:: WHAT YOU ARE ASKED TO DO ::
List each line of the data in which the string "this" appears.

»»

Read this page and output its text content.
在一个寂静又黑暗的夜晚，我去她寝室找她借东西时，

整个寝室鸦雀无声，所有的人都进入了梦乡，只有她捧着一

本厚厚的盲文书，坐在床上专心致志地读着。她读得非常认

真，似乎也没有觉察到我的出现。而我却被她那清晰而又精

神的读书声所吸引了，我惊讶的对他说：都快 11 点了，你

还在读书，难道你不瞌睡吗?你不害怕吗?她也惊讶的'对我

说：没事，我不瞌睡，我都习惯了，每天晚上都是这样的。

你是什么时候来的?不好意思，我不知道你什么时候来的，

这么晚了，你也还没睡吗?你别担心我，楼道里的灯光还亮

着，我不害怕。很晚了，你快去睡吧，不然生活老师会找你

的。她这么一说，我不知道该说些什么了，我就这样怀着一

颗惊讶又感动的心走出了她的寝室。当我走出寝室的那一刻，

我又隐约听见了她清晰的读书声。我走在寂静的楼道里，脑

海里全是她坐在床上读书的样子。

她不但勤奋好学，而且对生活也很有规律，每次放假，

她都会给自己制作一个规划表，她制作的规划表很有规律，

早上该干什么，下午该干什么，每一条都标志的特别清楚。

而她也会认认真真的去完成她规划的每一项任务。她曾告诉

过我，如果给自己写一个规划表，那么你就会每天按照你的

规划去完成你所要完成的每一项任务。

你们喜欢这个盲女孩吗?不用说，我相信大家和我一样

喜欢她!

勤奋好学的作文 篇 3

««
»»

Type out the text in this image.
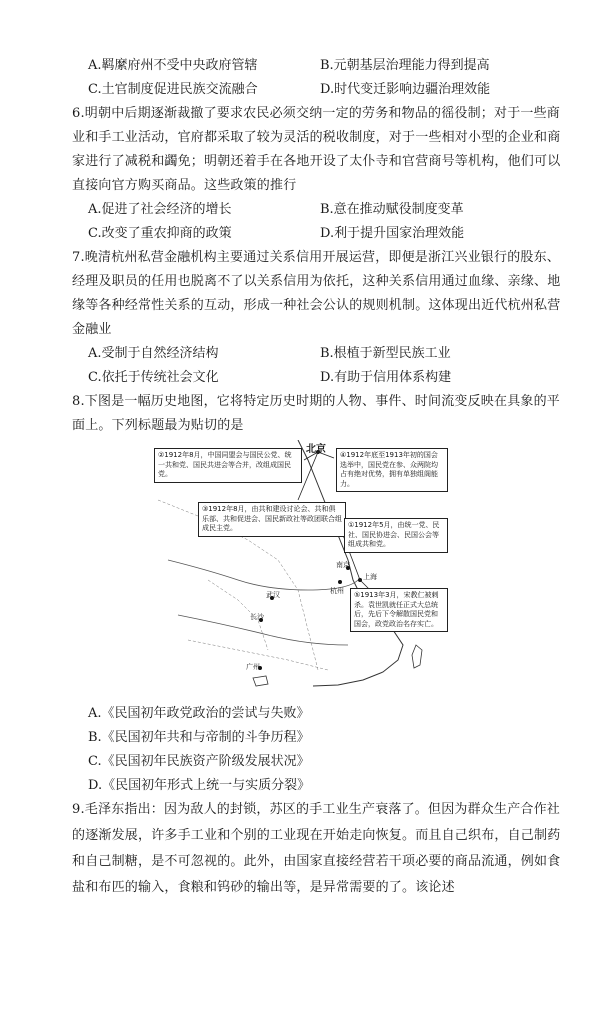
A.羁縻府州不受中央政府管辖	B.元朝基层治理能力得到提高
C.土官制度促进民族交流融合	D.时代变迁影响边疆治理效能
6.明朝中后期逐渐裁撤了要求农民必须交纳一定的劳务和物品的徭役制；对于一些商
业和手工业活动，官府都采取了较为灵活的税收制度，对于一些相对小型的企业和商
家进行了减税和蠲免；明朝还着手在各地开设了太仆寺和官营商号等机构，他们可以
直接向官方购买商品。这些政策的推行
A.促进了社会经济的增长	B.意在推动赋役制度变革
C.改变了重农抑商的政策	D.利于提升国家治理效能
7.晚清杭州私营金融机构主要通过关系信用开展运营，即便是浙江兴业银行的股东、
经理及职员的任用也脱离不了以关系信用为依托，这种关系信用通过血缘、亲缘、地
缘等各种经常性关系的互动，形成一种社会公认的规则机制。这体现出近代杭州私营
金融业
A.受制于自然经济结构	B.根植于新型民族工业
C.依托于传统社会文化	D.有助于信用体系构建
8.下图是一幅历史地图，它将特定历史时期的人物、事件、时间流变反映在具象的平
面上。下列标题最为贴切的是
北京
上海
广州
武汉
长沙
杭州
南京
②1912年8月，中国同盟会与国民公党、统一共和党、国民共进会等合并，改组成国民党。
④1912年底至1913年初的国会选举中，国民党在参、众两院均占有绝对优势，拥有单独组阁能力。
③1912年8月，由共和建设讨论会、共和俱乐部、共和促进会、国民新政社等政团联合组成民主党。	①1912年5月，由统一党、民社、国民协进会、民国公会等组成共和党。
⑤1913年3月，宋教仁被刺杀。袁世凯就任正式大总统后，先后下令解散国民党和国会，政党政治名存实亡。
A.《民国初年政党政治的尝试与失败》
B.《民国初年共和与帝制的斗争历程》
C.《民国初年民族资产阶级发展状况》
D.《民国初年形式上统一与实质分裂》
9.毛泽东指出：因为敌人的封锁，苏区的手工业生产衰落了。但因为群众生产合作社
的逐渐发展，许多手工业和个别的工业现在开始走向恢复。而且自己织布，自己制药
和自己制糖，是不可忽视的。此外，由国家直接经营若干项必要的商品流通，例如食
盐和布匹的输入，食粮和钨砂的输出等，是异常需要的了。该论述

««
»»

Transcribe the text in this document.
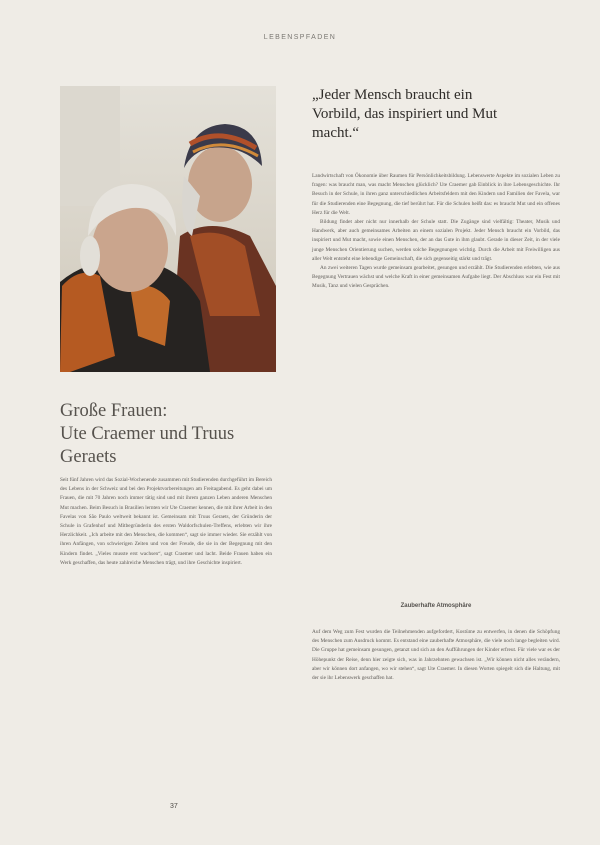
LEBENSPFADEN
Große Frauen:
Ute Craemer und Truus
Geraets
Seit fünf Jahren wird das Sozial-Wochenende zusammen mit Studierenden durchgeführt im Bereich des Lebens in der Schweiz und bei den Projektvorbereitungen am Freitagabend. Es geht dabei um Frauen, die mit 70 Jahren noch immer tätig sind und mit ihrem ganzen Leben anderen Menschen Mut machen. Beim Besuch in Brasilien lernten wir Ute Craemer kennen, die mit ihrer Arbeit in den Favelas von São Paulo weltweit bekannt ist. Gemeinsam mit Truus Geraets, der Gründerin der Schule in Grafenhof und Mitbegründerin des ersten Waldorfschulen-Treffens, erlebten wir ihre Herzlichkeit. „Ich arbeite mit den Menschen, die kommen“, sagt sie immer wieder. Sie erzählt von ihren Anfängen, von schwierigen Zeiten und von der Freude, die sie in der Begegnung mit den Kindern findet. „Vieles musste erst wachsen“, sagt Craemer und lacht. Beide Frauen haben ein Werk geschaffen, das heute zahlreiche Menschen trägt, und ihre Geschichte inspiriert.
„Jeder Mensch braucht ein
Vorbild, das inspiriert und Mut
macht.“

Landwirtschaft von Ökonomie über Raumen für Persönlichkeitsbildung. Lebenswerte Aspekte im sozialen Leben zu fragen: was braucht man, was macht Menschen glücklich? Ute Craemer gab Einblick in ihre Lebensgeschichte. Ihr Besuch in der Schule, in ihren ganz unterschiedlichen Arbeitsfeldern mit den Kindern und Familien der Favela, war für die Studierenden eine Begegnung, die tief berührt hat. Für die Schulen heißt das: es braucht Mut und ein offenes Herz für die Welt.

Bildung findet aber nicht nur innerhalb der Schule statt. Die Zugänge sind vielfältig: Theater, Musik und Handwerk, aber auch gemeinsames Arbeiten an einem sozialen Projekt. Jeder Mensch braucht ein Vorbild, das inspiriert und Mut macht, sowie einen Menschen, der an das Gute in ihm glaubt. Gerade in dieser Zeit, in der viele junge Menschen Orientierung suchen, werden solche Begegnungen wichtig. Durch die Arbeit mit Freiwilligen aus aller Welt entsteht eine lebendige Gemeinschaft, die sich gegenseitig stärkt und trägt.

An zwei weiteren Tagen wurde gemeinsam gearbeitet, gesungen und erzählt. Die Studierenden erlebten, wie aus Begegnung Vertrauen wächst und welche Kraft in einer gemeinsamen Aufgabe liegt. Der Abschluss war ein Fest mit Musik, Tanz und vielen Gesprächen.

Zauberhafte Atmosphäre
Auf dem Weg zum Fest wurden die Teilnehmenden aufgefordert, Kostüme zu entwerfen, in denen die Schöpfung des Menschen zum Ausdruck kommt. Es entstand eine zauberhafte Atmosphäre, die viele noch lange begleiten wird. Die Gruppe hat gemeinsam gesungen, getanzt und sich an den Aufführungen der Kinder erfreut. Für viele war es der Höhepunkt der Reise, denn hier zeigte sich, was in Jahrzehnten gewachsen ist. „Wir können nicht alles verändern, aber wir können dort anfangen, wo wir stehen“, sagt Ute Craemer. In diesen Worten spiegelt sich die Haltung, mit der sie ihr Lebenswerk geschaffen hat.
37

««

:: ANSWER TO THE EXERCISE ::
Read this page and output its text content.
Type out the text in this image.
Transcribe the text in this document.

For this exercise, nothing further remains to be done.